[Start]

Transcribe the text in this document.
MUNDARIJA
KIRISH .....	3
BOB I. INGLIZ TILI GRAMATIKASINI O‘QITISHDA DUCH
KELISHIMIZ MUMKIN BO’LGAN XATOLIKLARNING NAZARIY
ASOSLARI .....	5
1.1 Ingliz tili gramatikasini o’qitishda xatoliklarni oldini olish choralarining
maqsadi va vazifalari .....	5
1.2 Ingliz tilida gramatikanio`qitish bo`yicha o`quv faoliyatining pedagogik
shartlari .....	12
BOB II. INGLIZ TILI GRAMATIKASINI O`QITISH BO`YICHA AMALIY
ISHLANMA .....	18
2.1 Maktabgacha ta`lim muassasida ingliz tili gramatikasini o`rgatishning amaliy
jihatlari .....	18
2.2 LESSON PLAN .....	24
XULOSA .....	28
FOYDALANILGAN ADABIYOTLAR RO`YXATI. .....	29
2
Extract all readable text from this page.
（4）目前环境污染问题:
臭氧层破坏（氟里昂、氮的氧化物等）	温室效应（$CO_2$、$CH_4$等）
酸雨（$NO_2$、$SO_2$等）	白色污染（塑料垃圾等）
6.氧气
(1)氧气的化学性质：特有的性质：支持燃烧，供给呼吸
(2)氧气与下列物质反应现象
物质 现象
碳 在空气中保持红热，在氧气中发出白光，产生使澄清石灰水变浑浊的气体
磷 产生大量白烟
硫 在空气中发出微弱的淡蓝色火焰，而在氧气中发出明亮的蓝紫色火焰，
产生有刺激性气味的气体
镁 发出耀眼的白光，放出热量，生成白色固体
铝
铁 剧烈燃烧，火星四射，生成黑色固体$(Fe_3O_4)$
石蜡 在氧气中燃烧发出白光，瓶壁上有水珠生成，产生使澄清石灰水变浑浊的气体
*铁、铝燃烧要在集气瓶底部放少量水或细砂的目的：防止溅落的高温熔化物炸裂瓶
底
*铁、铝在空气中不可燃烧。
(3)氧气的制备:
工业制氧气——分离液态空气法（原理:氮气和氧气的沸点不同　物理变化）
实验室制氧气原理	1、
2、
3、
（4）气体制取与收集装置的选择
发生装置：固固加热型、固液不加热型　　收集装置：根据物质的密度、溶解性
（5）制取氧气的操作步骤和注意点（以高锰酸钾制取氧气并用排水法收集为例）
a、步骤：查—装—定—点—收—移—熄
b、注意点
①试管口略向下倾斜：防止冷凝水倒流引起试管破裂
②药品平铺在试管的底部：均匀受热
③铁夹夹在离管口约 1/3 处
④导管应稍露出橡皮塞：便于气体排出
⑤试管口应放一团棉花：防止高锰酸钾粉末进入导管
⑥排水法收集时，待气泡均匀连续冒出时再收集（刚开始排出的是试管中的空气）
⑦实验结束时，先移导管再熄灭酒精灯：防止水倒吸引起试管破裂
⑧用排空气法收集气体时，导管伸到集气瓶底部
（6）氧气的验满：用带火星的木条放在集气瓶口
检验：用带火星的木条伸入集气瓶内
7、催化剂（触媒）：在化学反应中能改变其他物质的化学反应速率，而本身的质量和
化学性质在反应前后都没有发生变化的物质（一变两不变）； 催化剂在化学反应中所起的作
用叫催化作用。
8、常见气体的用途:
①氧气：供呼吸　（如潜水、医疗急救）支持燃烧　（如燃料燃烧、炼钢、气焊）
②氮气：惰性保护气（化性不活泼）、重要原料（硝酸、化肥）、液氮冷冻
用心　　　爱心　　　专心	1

[End]

SET PROBLEM »
Transcribe each entry precisely, missing none.

TASK OUTPUT »
Transcribe the text in this document.
MUNDARIJA
KIRISH .....	3
BOB I. INGLIZ TILI GRAMATIKASINI O‘QITISHDA DUCH
KELISHIMIZ MUMKIN BO’LGAN XATOLIKLARNING NAZARIY
ASOSLARI .....	5
1.1 Ingliz tili gramatikasini o’qitishda xatoliklarni oldini olish choralarining
maqsadi va vazifalari .....	5
1.2 Ingliz tilida gramatikanio`qitish bo`yicha o`quv faoliyatining pedagogik
shartlari .....	12
BOB II. INGLIZ TILI GRAMATIKASINI O`QITISH BO`YICHA AMALIY
ISHLANMA .....	18
2.1 Maktabgacha ta`lim muassasida ingliz tili gramatikasini o`rgatishning amaliy
jihatlari .....	18
2.2 LESSON PLAN .....	24
XULOSA .....	28
FOYDALANILGAN ADABIYOTLAR RO`YXATI. .....	29
2
Extract all readable text from this page.
（4）目前环境污染问题:
臭氧层破坏（氟里昂、氮的氧化物等）	温室效应（$CO_2$、$CH_4$等）
酸雨（$NO_2$、$SO_2$等）	白色污染（塑料垃圾等）
6.氧气
(1)氧气的化学性质：特有的性质：支持燃烧，供给呼吸
(2)氧气与下列物质反应现象
物质 现象
碳 在空气中保持红热，在氧气中发出白光，产生使澄清石灰水变浑浊的气体
磷 产生大量白烟
硫 在空气中发出微弱的淡蓝色火焰，而在氧气中发出明亮的蓝紫色火焰，
产生有刺激性气味的气体
镁 发出耀眼的白光，放出热量，生成白色固体
铝
铁 剧烈燃烧，火星四射，生成黑色固体$(Fe_3O_4)$
石蜡 在氧气中燃烧发出白光，瓶壁上有水珠生成，产生使澄清石灰水变浑浊的气体
*铁、铝燃烧要在集气瓶底部放少量水或细砂的目的：防止溅落的高温熔化物炸裂瓶
底
*铁、铝在空气中不可燃烧。
(3)氧气的制备:
工业制氧气——分离液态空气法（原理:氮气和氧气的沸点不同　物理变化）
实验室制氧气原理	1、
2、
3、
（4）气体制取与收集装置的选择
发生装置：固固加热型、固液不加热型　　收集装置：根据物质的密度、溶解性
（5）制取氧气的操作步骤和注意点（以高锰酸钾制取氧气并用排水法收集为例）
a、步骤：查—装—定—点—收—移—熄
b、注意点
①试管口略向下倾斜：防止冷凝水倒流引起试管破裂
②药品平铺在试管的底部：均匀受热
③铁夹夹在离管口约 1/3 处
④导管应稍露出橡皮塞：便于气体排出
⑤试管口应放一团棉花：防止高锰酸钾粉末进入导管
⑥排水法收集时，待气泡均匀连续冒出时再收集（刚开始排出的是试管中的空气）
⑦实验结束时，先移导管再熄灭酒精灯：防止水倒吸引起试管破裂
⑧用排空气法收集气体时，导管伸到集气瓶底部
（6）氧气的验满：用带火星的木条放在集气瓶口
检验：用带火星的木条伸入集气瓶内
7、催化剂（触媒）：在化学反应中能改变其他物质的化学反应速率，而本身的质量和
化学性质在反应前后都没有发生变化的物质（一变两不变）； 催化剂在化学反应中所起的作
用叫催化作用。
8、常见气体的用途:
①氧气：供呼吸　（如潜水、医疗急救）支持燃烧　（如燃料燃烧、炼钢、气焊）
②氮气：惰性保护气（化性不活泼）、重要原料（硝酸、化肥）、液氮冷冻
用心　　　爱心　　　专心	1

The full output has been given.